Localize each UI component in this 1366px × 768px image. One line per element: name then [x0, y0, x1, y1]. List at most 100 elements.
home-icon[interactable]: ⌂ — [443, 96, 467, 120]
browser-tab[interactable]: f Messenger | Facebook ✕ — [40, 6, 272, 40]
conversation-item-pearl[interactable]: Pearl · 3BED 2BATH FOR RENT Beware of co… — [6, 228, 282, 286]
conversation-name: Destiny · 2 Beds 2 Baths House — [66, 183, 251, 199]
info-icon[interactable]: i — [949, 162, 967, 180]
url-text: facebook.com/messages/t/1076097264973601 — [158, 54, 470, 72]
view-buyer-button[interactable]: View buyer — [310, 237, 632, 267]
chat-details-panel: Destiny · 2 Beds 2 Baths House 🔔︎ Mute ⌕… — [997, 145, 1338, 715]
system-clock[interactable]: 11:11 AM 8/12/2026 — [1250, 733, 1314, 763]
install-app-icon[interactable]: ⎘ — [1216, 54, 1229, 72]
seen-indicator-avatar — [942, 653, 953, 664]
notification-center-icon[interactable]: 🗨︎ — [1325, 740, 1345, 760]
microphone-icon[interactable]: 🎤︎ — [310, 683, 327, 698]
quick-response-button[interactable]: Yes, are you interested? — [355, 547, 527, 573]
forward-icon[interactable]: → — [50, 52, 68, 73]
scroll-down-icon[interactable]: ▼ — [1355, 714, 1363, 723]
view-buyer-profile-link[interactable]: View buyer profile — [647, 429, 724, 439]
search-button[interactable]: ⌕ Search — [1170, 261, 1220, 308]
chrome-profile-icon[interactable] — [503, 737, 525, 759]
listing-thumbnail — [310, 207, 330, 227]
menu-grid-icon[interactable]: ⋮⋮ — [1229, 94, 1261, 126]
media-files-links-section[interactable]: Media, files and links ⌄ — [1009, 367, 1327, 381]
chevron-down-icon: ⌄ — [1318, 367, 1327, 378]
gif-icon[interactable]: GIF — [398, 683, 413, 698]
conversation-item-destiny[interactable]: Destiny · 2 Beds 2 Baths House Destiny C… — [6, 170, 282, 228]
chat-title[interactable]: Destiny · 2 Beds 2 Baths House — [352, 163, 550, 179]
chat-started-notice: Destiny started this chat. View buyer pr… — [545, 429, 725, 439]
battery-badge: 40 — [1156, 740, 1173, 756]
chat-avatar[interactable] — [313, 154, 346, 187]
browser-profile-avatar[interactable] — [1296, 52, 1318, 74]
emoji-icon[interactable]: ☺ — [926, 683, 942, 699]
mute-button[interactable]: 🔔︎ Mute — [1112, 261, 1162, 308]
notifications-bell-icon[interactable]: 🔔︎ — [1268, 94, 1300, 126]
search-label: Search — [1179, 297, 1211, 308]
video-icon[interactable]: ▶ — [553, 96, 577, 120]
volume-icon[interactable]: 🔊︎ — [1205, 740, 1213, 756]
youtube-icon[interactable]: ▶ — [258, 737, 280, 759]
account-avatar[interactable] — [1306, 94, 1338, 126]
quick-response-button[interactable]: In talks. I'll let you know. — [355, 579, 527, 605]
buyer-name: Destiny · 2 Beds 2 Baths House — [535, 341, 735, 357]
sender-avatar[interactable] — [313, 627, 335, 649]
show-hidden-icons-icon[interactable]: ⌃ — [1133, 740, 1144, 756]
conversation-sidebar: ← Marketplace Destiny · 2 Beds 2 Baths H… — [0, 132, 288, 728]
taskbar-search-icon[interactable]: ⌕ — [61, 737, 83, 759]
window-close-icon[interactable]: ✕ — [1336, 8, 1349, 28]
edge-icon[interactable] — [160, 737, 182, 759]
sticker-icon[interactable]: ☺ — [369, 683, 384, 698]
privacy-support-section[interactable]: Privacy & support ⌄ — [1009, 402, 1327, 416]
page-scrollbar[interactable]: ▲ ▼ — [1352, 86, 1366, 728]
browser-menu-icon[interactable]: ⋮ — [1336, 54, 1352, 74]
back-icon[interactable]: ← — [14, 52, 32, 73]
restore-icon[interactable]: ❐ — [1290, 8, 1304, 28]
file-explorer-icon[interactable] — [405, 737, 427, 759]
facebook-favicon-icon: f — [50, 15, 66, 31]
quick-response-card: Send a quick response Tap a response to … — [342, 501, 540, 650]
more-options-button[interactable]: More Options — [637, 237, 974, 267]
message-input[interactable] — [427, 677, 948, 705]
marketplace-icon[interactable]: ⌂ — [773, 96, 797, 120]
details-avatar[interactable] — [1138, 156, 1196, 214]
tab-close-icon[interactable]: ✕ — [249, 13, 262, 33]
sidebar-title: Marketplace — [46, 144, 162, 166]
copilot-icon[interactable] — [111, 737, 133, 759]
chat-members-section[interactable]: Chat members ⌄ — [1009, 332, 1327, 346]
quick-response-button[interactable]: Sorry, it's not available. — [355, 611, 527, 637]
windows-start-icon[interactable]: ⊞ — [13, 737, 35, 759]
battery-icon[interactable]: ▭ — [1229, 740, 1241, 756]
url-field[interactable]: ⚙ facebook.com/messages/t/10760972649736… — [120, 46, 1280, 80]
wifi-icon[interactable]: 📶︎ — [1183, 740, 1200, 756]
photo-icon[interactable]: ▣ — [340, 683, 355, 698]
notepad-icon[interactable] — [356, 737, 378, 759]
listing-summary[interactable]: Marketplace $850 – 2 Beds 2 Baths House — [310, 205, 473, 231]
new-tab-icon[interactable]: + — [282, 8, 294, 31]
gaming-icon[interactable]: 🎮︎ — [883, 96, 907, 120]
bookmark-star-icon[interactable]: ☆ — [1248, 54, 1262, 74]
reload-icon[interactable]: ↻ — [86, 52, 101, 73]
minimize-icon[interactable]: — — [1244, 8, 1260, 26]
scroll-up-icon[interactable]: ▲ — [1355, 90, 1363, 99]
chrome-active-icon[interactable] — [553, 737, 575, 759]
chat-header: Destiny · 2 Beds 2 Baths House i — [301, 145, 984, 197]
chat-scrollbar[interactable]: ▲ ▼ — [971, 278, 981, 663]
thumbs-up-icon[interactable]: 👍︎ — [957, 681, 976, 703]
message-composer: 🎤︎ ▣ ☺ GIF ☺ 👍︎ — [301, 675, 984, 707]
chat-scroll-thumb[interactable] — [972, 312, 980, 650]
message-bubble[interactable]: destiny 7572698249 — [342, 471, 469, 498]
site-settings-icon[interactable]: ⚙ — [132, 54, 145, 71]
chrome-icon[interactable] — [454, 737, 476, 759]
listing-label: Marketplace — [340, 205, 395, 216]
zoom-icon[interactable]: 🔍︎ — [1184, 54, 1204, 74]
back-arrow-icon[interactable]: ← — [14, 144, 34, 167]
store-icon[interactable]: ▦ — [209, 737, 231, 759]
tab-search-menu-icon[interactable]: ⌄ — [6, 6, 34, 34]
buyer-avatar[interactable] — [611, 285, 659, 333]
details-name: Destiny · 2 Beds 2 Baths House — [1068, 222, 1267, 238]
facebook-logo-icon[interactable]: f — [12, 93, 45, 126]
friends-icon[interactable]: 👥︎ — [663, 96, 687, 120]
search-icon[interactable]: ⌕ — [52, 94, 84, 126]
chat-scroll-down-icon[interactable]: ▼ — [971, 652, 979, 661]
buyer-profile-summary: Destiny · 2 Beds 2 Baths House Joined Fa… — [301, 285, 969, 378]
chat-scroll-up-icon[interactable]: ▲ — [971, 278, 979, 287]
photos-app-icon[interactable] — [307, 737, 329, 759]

STATED GOAL:
Change every "interactable" to "clickable" in the entries from the first line down through the line containing "url-text: facebook.com/messages/t/1076097264973601 —", and give those lines again with nothing else altered.

COMPLETE OUTPUT:
Localize each UI component in this 1366px × 768px image. One line per element: name then [x0, y0, x1, y1]. List at most 100 elements.
home-icon[clickable]: ⌂ — [443, 96, 467, 120]
browser-tab[clickable]: f Messenger | Facebook ✕ — [40, 6, 272, 40]
conversation-item-pearl[clickable]: Pearl · 3BED 2BATH FOR RENT Beware of co… — [6, 228, 282, 286]
conversation-name: Destiny · 2 Beds 2 Baths House — [66, 183, 251, 199]
info-icon[clickable]: i — [949, 162, 967, 180]
url-text: facebook.com/messages/t/1076097264973601 — [158, 54, 470, 72]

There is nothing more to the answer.